▶ _Work required_
Identify each line in the records below that contains the word "STEC", and copy it.

[Records excerpted from a collection]
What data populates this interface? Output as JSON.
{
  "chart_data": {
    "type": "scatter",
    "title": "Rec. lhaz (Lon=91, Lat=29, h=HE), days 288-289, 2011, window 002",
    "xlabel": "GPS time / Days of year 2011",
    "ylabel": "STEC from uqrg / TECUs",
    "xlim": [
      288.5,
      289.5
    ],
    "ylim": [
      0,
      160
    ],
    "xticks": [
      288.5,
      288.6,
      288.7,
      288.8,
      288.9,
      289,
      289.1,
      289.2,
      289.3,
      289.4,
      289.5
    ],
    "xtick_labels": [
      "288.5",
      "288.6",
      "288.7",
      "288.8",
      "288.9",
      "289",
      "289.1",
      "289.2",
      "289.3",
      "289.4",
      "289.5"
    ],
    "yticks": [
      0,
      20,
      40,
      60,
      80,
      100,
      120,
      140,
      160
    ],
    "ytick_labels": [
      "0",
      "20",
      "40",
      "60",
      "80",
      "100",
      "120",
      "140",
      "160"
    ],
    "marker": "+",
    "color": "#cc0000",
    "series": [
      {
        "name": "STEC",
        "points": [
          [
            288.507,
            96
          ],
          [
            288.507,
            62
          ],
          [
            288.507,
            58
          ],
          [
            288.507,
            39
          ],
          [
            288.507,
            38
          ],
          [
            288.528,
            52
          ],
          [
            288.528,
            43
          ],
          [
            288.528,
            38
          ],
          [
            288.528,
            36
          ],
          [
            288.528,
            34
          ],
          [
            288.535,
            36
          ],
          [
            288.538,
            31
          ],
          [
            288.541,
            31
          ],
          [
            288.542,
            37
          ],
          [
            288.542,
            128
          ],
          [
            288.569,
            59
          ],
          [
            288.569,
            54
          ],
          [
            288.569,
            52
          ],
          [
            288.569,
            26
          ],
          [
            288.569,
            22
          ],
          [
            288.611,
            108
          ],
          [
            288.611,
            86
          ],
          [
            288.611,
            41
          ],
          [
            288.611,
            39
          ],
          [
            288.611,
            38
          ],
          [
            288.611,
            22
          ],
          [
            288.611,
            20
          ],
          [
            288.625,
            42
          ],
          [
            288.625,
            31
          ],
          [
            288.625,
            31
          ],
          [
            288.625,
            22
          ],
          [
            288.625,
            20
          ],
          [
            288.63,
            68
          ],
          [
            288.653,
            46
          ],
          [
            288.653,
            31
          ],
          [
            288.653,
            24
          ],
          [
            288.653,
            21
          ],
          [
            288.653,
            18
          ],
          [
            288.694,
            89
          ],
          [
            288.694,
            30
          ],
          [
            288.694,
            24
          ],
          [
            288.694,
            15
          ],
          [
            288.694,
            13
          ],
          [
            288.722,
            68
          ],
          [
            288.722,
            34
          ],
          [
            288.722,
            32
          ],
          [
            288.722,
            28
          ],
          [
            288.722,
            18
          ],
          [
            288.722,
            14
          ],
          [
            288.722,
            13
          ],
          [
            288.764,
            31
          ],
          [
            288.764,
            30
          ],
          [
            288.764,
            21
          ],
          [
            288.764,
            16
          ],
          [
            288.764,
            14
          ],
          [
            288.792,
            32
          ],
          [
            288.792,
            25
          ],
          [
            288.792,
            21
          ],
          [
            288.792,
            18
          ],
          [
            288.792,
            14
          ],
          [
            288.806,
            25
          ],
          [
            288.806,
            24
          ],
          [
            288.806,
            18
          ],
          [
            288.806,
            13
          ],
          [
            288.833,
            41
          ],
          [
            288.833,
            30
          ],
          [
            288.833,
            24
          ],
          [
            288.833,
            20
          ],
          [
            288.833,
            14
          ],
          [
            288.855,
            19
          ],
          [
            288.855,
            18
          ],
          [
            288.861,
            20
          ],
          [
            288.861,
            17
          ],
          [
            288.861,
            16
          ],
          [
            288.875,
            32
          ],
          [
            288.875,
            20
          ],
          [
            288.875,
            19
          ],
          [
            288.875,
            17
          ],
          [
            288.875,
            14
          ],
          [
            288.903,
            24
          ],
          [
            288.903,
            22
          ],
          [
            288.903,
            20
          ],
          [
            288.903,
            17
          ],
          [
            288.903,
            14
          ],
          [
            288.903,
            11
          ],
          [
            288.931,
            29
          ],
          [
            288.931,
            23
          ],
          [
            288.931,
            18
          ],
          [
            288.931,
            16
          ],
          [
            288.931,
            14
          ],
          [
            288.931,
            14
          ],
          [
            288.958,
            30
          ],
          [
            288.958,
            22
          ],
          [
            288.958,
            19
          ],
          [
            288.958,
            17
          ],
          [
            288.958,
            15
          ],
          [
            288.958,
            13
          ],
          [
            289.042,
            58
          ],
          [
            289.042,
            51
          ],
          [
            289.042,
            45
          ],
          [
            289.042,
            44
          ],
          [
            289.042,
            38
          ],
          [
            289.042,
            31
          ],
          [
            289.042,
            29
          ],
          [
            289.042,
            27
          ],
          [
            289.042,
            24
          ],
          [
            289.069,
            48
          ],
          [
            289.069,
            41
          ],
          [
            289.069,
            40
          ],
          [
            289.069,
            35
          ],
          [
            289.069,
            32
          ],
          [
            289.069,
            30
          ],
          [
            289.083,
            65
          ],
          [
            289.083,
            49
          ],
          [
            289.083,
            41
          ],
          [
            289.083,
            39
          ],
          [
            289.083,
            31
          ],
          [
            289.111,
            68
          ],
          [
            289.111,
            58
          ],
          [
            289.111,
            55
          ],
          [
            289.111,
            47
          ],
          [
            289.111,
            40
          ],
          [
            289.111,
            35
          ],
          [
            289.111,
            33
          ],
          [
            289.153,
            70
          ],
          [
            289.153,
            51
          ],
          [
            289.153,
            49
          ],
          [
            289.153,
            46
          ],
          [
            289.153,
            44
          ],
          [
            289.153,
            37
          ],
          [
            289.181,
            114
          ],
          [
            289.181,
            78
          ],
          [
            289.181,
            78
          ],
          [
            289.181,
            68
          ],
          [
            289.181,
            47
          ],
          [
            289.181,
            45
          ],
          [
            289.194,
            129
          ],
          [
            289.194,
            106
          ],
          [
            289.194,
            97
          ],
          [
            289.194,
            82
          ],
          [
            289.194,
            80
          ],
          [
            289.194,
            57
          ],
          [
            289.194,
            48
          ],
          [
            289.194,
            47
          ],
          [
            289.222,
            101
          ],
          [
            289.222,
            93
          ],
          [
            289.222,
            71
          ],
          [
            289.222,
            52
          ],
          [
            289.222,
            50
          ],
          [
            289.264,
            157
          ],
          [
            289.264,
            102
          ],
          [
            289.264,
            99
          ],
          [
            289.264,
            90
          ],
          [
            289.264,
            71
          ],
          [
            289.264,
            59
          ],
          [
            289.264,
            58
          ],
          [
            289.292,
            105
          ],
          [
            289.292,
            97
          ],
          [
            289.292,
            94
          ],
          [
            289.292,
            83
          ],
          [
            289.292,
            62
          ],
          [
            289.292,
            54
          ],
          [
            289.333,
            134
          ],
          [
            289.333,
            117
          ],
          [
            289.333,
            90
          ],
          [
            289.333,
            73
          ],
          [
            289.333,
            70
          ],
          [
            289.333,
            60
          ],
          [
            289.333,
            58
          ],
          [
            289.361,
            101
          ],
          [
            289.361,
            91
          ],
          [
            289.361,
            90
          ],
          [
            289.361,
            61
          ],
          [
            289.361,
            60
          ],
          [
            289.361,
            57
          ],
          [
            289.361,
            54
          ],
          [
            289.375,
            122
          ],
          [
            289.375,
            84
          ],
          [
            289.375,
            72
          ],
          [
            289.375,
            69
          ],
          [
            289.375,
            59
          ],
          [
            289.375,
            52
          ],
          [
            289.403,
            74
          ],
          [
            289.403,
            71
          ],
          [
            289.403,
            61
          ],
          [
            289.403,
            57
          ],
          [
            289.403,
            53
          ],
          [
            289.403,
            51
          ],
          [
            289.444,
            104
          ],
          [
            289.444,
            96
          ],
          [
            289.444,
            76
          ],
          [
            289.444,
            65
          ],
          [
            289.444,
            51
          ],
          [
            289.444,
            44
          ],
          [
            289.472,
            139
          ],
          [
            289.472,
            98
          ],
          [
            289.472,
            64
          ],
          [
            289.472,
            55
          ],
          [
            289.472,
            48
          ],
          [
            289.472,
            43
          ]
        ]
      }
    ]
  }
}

▶ _The output_
    "ylabel": "STEC from uqrg / TECUs",
        "name": "STEC",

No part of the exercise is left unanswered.